Task 1: In the overview of the Cloud-native AI Serving Stack, which workload is used to deploy a multi-node, multi-GPU distributed inference service?
Task 2: Extend the overview of the Cloud-native AI Serving Stack, starting after its final sentence.

As large language models (LLMs) become more prevalent, deploying and managing them efficiently, reliably, and at scale in production is a major challenge for businesses. The Cloud-native AI Serving Stack is an end-to-end solution built on Container Service for Kubernetes and designed specifically for cloud-native AI inference. The stack addresses the entire lifecycle of LLM inference and provides integrated features such as deployment management, smart routing, automatic scaling, and deep observability. The Cloud-native AI Serving Stack helps you manage complex cloud-native AI inference scenarios, whether you are just starting or running large-scale AI operations.

Core features
The Cloud-native AI Serving Stack makes running LLM inference services on Kubernetes easier and more efficient. It uses innovative workload designs, fine-grained scaling, deep observability, and powerful extension mechanisms. The AI Serving Stack has the following core features.
Feature | Description | References |
Supports single-node LLM inference | You can use a StatefulSet to deploy an LLM inference service. This supports single-node, single-GPU and single-node, multi-GPU deployments. | Deploy a single-node LLM inference service |
Supports multi-node distributed LLM inference | You can use a LeaderWorkerSet to deploy a multi-node, multi-GPU distributed inference service. |
|
Supports PD separation deployment for various inference engines | Different inference engines implement PD separation using various architectures and deployment methods. The AI Serving Stack uses RoleBasedGroup as a unified workload to deploy these PD separation architectures. |
|
Elastic scaling | Balancing cost and performance is crucial for LLM services. The AI Serving Stack provides industry-leading, multi-dimensional, and multi-layer automatic scaling capabilities.
|
|
Observability | The black-box nature of the inference process is a major obstacle to performance optimization. The AI Serving Stack provides a ready-to-use and deep observability solution.

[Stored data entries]
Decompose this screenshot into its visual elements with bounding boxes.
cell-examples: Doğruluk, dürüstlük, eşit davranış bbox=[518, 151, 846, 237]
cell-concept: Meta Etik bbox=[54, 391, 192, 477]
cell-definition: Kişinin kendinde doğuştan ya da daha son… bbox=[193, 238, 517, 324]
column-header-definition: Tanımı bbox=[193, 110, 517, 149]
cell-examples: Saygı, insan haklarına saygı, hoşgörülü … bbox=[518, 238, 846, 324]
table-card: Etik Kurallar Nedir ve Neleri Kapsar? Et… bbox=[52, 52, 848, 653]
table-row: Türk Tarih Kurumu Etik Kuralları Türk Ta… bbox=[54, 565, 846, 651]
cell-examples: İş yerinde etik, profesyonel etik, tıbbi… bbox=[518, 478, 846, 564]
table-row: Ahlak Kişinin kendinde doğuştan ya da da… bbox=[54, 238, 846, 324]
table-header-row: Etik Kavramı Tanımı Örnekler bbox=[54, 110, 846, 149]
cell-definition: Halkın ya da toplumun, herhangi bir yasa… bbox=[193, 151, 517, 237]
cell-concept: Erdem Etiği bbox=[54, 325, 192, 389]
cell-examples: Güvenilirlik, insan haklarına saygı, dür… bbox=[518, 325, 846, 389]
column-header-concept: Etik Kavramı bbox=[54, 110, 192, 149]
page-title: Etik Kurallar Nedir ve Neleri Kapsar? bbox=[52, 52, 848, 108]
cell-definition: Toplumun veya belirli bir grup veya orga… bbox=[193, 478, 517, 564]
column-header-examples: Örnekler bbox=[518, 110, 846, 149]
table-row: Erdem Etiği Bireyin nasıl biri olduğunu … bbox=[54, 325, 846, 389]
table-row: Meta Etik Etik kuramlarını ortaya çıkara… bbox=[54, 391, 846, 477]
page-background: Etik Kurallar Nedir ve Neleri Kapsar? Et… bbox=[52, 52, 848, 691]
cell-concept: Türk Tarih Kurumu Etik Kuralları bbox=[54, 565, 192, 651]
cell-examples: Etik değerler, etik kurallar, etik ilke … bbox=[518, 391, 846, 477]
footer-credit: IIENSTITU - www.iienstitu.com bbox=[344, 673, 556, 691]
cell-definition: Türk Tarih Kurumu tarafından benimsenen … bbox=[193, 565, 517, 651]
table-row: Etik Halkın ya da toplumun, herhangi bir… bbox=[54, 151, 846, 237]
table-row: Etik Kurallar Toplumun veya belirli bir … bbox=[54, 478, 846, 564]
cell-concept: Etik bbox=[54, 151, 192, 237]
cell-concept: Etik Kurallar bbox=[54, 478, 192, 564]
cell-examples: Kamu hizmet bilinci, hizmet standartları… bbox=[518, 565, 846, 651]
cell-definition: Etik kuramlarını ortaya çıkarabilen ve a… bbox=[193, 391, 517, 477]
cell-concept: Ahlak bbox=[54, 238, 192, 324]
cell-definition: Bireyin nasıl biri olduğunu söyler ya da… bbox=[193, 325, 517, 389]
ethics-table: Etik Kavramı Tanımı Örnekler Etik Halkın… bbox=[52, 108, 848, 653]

Written response 1: A LeaderWorkerSet.

Written response 2:
| Configure monitoring for an LLM inference service |
Inference gateway | The ACK Gateway with Inference Extension component is an enhanced component based on the Kubernetes Gateway API and its Inference Extension specification. It supports Kubernetes Layer 4 and Layer 7 routing services and provides a series of enhanced capabilities for generative AI inference scenarios. This component simplifies the management of generative AI inference services and optimizes load balancing performance across multiple inference service workloads. | Configure smart routing with an inference gateway for an LLM inference service |
Model acceleration | In AI inference scenarios, the slow loading of LLM models causes problems, such as high application cold-start times and hindered elastic scaling. Fluid builds a distributed cache to store remote model files on local nodes. This enables fast startup, zero redundancy, and extreme elasticity. | |
Performance profiling | For deeper performance analysis, you can use the AI Profiling tool. It allows developers to collect data from GPU container processes to observe and analyze the performance of online training and inference services without interrupting the service or modifying the code.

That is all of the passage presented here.